Filter the listing below, copying every line in which the word "aaaaaa" appears.
━━━━
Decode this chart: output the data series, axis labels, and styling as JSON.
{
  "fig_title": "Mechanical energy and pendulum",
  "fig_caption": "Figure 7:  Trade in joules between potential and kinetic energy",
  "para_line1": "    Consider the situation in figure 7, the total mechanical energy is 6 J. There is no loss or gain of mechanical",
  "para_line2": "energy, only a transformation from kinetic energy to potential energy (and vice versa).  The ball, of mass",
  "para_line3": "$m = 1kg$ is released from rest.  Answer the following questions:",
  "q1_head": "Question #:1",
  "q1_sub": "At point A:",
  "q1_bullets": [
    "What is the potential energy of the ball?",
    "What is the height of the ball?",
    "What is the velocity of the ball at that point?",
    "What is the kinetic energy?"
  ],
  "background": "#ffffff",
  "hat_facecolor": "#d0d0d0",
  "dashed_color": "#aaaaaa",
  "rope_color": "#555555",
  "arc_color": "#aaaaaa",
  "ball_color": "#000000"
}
━━━━
- SOLUTION:
  "dashed_color": "#aaaaaa",
  "arc_color": "#aaaaaa",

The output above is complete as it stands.